● **EXTRACT TO READ**:
** BEGIN **
If you look closely you'll see the washing up piling up in the sink in the background. Here's where I make my Christmas confession: I actually enjoy the clean up.

I hope you all had a wonderful Christmas in what ever way you chose to mark the day. Tomorrow's post will be about the gifts Santa left; as always he met and exceeded my expectations.

Did you have a lovely Christmas? What happened?

Monday, December 27, 2010

There's a pawnshop on the corner in King Street east of Petersham

I have always wanted a gold toe ring but the few I have seen are garish, ugly, too overpriced or not really gold. To compensate for this tiny gap in my life I often have my toenails painted gold, especially in summer. I once read a woman describing gold polish as making her toes "into ten little jewels".

Last week I had my toes gilded and later, hurrying to meet my spouse, stopped short at the window of a pawn shop. I've passed this store many times but have never been charmed by the jewellery in the window. To be fair, they've never displayed a gold toe ring.
** END **
Source data
** BEGIN **
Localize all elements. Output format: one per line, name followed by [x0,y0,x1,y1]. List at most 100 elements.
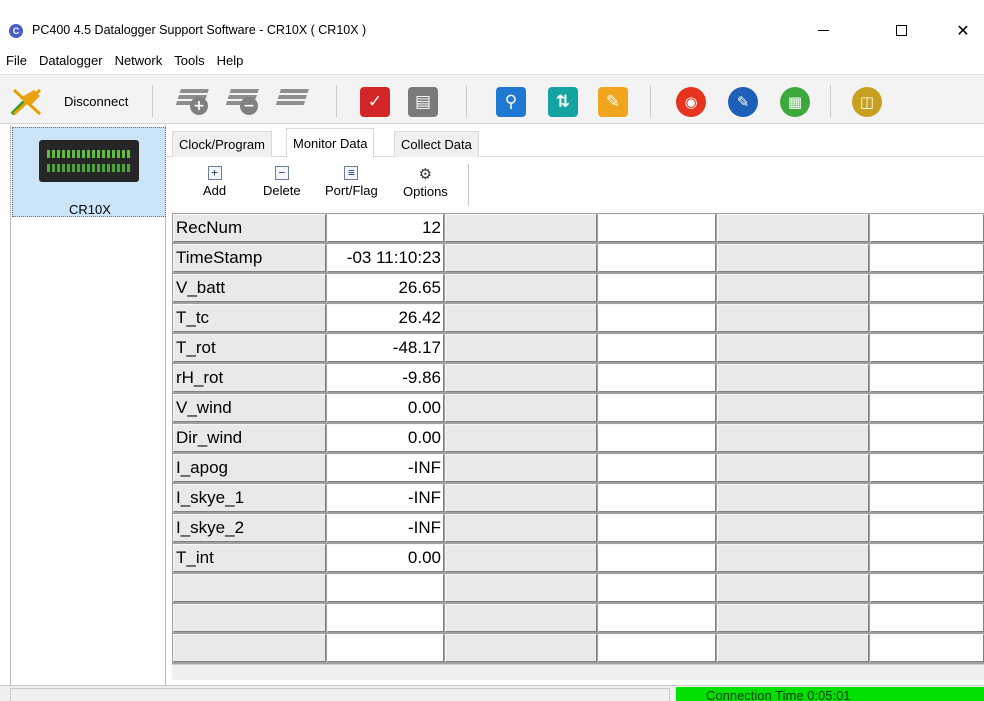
view-cube-icon[interactable]: ◫ [852,87,882,117]
monitor-field-value-empty[interactable] [598,634,716,662]
monitor-field-name[interactable] [173,604,326,632]
monitor-field-value-empty[interactable] [870,244,984,272]
add-station-icon[interactable]: + [175,83,220,117]
monitor-field-name[interactable]: I_skye_2 [173,514,326,542]
device-item-cr10x[interactable]: CR10X [12,127,166,217]
monitor-field-name[interactable]: RecNum [173,214,326,242]
monitor-field-name[interactable]: T_rot [173,334,326,362]
monitor-field-value-empty[interactable] [870,544,984,572]
tab-collect-data[interactable]: Collect Data [394,131,479,157]
monitor-field-name-empty[interactable] [717,364,869,392]
disconnect-button[interactable]: Disconnect [10,81,146,121]
delete-button[interactable]: − Delete [263,166,301,198]
remove-station-icon[interactable]: − [225,83,270,117]
checklist-icon[interactable]: ✓ [360,87,390,117]
monitor-field-value[interactable] [327,604,444,632]
close-button[interactable]: ✕ [940,14,984,46]
monitor-field-name-empty[interactable] [445,634,597,662]
monitor-field-value-empty[interactable] [870,424,984,452]
monitor-field-value-empty[interactable] [870,574,984,602]
monitor-field-value-empty[interactable] [870,454,984,482]
options-button[interactable]: ⚙ Options [403,166,448,199]
monitor-field-name[interactable]: I_apog [173,454,326,482]
monitor-field-value-empty[interactable] [598,334,716,362]
monitor-field-value[interactable]: 0.00 [327,544,444,572]
monitor-field-name-empty[interactable] [717,634,869,662]
monitor-field-value-empty[interactable] [870,274,984,302]
monitor-field-value-empty[interactable] [870,304,984,332]
monitor-field-name-empty[interactable] [717,484,869,512]
monitor-field-name-empty[interactable] [717,514,869,542]
menu-tools[interactable]: Tools [174,53,204,68]
monitor-field-value-empty[interactable] [598,304,716,332]
monitor-field-name[interactable]: rH_rot [173,364,326,392]
monitor-grid[interactable]: RecNum 12 TimeStamp -03 11:10:23 V_batt 26.65… [172,213,984,664]
monitor-field-name[interactable]: V_batt [173,274,326,302]
maximize-button[interactable] [878,14,924,46]
monitor-field-value[interactable]: -48.17 [327,334,444,362]
monitor-field-value-empty[interactable] [870,334,984,362]
monitor-field-value[interactable] [327,574,444,602]
menu-network[interactable]: Network [115,53,163,68]
monitor-field-name-empty[interactable] [717,394,869,422]
minimize-button[interactable] [800,14,846,46]
tab-clock-program[interactable]: Clock/Program [172,131,272,157]
menu-datalogger[interactable]: Datalogger [39,53,103,68]
monitor-field-value-empty[interactable] [870,364,984,392]
monitor-field-value-empty[interactable] [598,214,716,242]
monitor-field-value[interactable]: -9.86 [327,364,444,392]
monitor-field-value[interactable]: -INF [327,514,444,542]
network-icon[interactable]: ⇅ [548,87,578,117]
monitor-field-value-empty[interactable] [598,454,716,482]
short-cut-icon[interactable]: ✎ [728,87,758,117]
monitor-field-value-empty[interactable] [870,394,984,422]
monitor-field-value-empty[interactable] [598,484,716,512]
monitor-field-name[interactable] [173,634,326,662]
monitor-field-name-empty[interactable] [717,274,869,302]
monitor-field-value[interactable]: -INF [327,454,444,482]
monitor-field-value-empty[interactable] [598,394,716,422]
monitor-field-name[interactable]: T_tc [173,304,326,332]
monitor-field-name[interactable]: I_skye_1 [173,484,326,512]
monitor-field-name[interactable]: TimeStamp [173,244,326,272]
monitor-field-value-empty[interactable] [870,484,984,512]
monitor-field-name-empty[interactable] [445,604,597,632]
tab-monitor-data[interactable]: Monitor Data [286,128,375,158]
monitor-field-value-empty[interactable] [598,274,716,302]
monitor-field-name-empty[interactable] [445,214,597,242]
monitor-field-value[interactable]: 12 [327,214,444,242]
monitor-field-name-empty[interactable] [445,334,597,362]
monitor-field-value-empty[interactable] [598,514,716,542]
monitor-field-name[interactable]: Dir_wind [173,424,326,452]
add-button[interactable]: + Add [203,166,226,198]
monitor-field-value[interactable]: 0.00 [327,394,444,422]
monitor-field-name-empty[interactable] [445,424,597,452]
monitor-field-value-empty[interactable] [870,214,984,242]
monitor-field-value-empty[interactable] [870,604,984,632]
monitor-field-value-empty[interactable] [598,244,716,272]
monitor-field-name-empty[interactable] [717,244,869,272]
monitor-field-name-empty[interactable] [445,574,597,602]
monitor-field-name-empty[interactable] [445,484,597,512]
monitor-field-value-empty[interactable] [870,634,984,662]
monitor-field-value-empty[interactable] [598,424,716,452]
monitor-field-name[interactable] [173,574,326,602]
monitor-field-name-empty[interactable] [717,454,869,482]
monitor-field-value[interactable]: -INF [327,484,444,512]
copy-icon[interactable]: ▤ [408,87,438,117]
monitor-field-value[interactable]: 26.42 [327,304,444,332]
monitor-field-name-empty[interactable] [445,514,597,542]
monitor-field-value-empty[interactable] [598,574,716,602]
monitor-field-value-empty[interactable] [598,364,716,392]
edit-program-icon[interactable]: ✎ [598,87,628,117]
monitor-field-name[interactable]: V_wind [173,394,326,422]
monitor-field-name-empty[interactable] [717,424,869,452]
menu-file[interactable]: File [6,53,27,68]
monitor-field-value-empty[interactable] [598,604,716,632]
stopwatch-icon[interactable]: ◉ [676,87,706,117]
monitor-field-value-empty[interactable] [870,514,984,542]
monitor-field-name-empty[interactable] [445,364,597,392]
connect-search-icon[interactable]: ⚲ [496,87,526,117]
monitor-field-value[interactable]: 0.00 [327,424,444,452]
menu-help[interactable]: Help [217,53,244,68]
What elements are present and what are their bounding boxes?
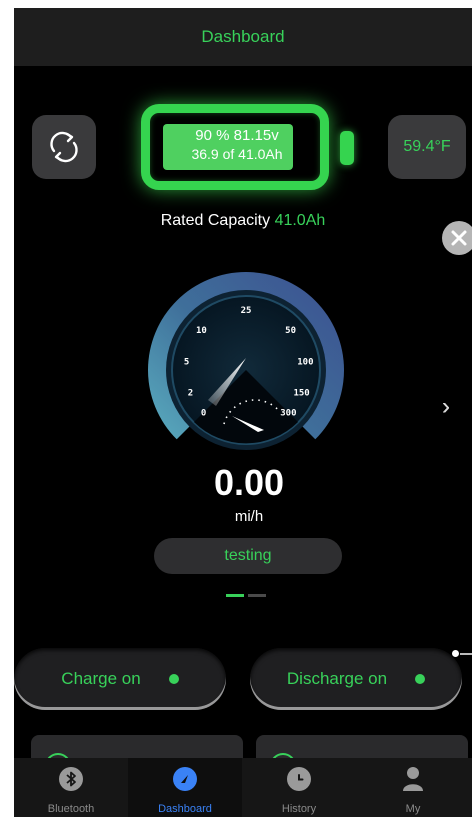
** END **
● **WRITTEN TASKS**:
• a. Rewrite the blog excerpt from "I hope you all" up to and including "Christmas? What happened?", putting "Father Christmas" in place of "Santa".
• b. Extend the blog excerpt about Christmas and the gold toe ring, picking up right after its final sentence.

● **ANSWERS PROVIDED**:
• a.
I hope you all had a wonderful Christmas in what ever way you chose to mark the day. Tomorrow's post will be about the gifts Father Christmas left; as always he met and exceeded my expectations.

Did you have a lovely Christmas? What happened?

• b.
It was twenty five dollars. I thought it was worth that alone for perfect match it made with my toenails.

And grateful too for sunlight on the garden

To describe the last couple of weeks as hellish would be to call the Titanic a boating accident. Suffice to say I am very glad to have a few quiet days ahead of me.

There will be tea, at least three books and an assortment of magazines that feature little text and many coloured pictures:

I expect the occasional visitor too.
This chap showed up in the bathroom last night. Several minutes' discussion ensued as to his heritage. In the end we agreed that neither of us have a clue what kind of spider he is. Mr Multilegs was escorted gently from the premises and introduced to the enormous tree up the yard.

My only other task during this lovely holiday period is to re-educate Kate about sleeping on clean washing or on my clothes. This effort is working out great for her ...

Not so much for me.

Monday, December 13, 2010

When tunnels meet beneath the mountains

This time of year is gorgeous. If only all my current circumstances matched the weather.

I worked yesterday (is there anything more drear than watching Sunday slip by through your office window) and today I faced the consequences of some bad decisions not once, not twice but three times. I ask you: is it better to say sorry too late than never say it all?

I'm not certain there is a right answer for that. There is, however, the remnants of a rather wonderful Saturday to consider:

Milk, no sugar.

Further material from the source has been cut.